Task to carry out:
Return every record below exactly as written, omitting any pictures.

====

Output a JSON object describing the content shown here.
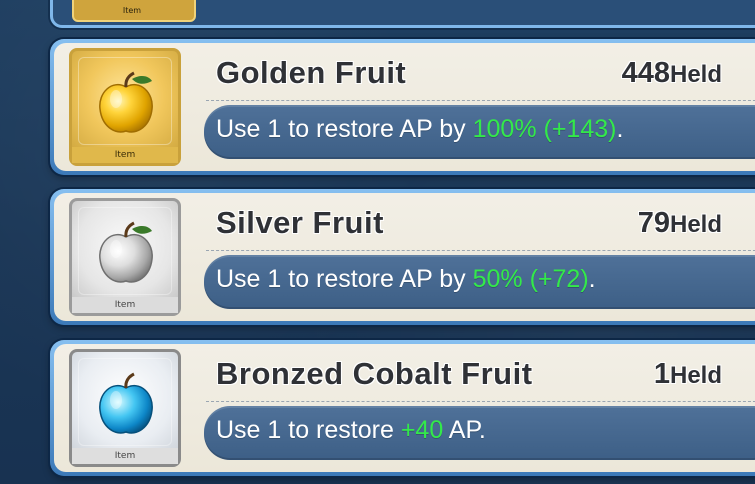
{
  "top_item_label": "Item",
  "items": [
    {
      "name": "Golden Fruit",
      "held_count": "448",
      "held_label": "Held",
      "desc_prefix": "Use 1 to restore AP by ",
      "desc_accent": "100% (+143)",
      "desc_suffix": ".",
      "item_label": "Item"
    },
    {
      "name": "Silver Fruit",
      "held_count": "79",
      "held_label": "Held",
      "desc_prefix": "Use 1 to restore AP by ",
      "desc_accent": "50% (+72)",
      "desc_suffix": ".",
      "item_label": "Item"
    },
    {
      "name": "Bronzed Cobalt Fruit",
      "held_count": "1",
      "held_label": "Held",
      "desc_prefix": "Use 1 to restore ",
      "desc_accent": "+40",
      "desc_suffix": " AP.",
      "item_label": "Item"
    }
  ]
}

====

Output for this exercise:
Output a JSON object describing the content shown here.
{
  "top_item_label": "Item",
  "items": [
    {
      "name": "Golden Fruit",
      "held_count": "448",
      "held_label": "Held",
      "desc_prefix": "Use 1 to restore AP by ",
      "desc_accent": "100% (+143)",
      "desc_suffix": ".",
      "item_label": "Item"
    },
    {
      "name": "Silver Fruit",
      "held_count": "79",
      "held_label": "Held",
      "desc_prefix": "Use 1 to restore AP by ",
      "desc_accent": "50% (+72)",
      "desc_suffix": ".",
      "item_label": "Item"
    },
    {
      "name": "Bronzed Cobalt Fruit",
      "held_count": "1",
      "held_label": "Held",
      "desc_prefix": "Use 1 to restore ",
      "desc_accent": "+40",
      "desc_suffix": " AP.",
      "item_label": "Item"
    }
  ]
}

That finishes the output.